PROBLEM TO WORK ON: From the listing below, extract each line containing the string "should".

-- begin --

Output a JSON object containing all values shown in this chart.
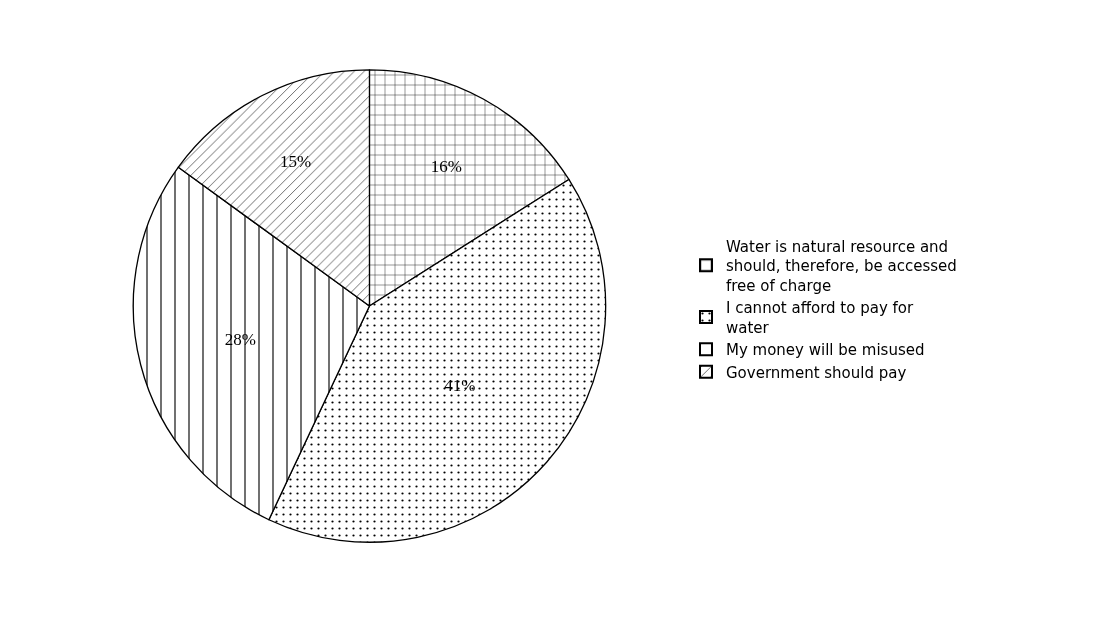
{
  "chart_data": {
    "type": "pie",
    "categories": [
      "Water is natural resource and should, therefore, be accessed free of charge",
      "I cannot afford to pay for water",
      "My money will be misused",
      "Government should pay"
    ],
    "values": [
      16,
      41,
      28,
      15
    ],
    "value_labels": [
      "16%",
      "41%",
      "28%",
      "15%"
    ],
    "colors": [
      "#000000",
      "#000000",
      "#000000",
      "#000000"
    ],
    "legend": "right"
  }
}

-- end --

ANSWER:
      "Water is natural resource and should, therefore, be accessed free of charge",
      "Government should pay"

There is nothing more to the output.